Data to use:
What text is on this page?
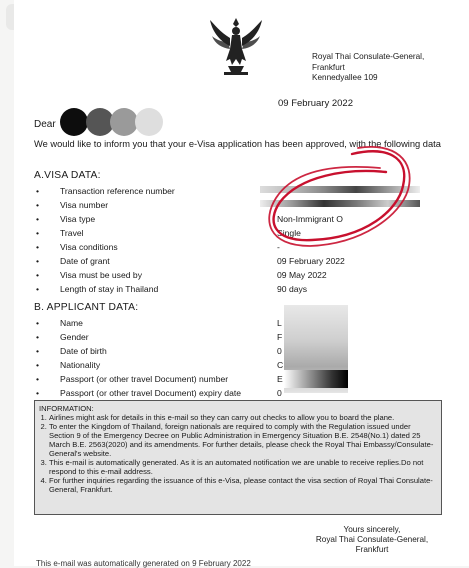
Royal Thai Consulate-General,
Frankfurt
Kennedyallee 109
09 February 2022
Dear
We would like to inform you that your e-Visa application has been approved, with the following data
A.VISA DATA:
• Transaction reference number
• Visa number
• Visa type
• Travel
• Visa conditions
• Date of grant
• Visa must be used by
• Length of stay in Thailand
Non-Immigrant O
Single
-
09 February 2022
09 May 2022
90 days
B. APPLICANT DATA:
• Name
• Gender
• Date of birth
• Nationality
• Passport (or other travel Document) number
• Passport (or other travel Document) expiry date
L
F
0
C
E
0
INFORMATION:
1. Airlines might ask for details in this e-mail so they can carry out checks to allow you to board the plane.
2. To enter the Kingdom of Thailand, foreign nationals are required to comply with the Regulation issued under Section 9 of the Emergency Decree on Public Administration in Emergency Situation B.E. 2548(No.1) dated 25 March B.E. 2563(2020) and its amendments. For further details, please check the Royal Thai Embassy/Consulate-General's website.
3. This e-mail is automatically generated. As it is an automated notification we are unable to receive replies.Do not respond to this e-mail address.
4. For further inquiries regarding the issuance of this e-Visa, please contact the visa section of Royal Thai Consulate-General, Frankfurt.
Yours sincerely,
Royal Thai Consulate-General,
Frankfurt
This e-mail was automatically generated on 9 February 2022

Set problem: Work out how many lines of the listing above include "Document". Answer with the number and nothing more.

Final result: 2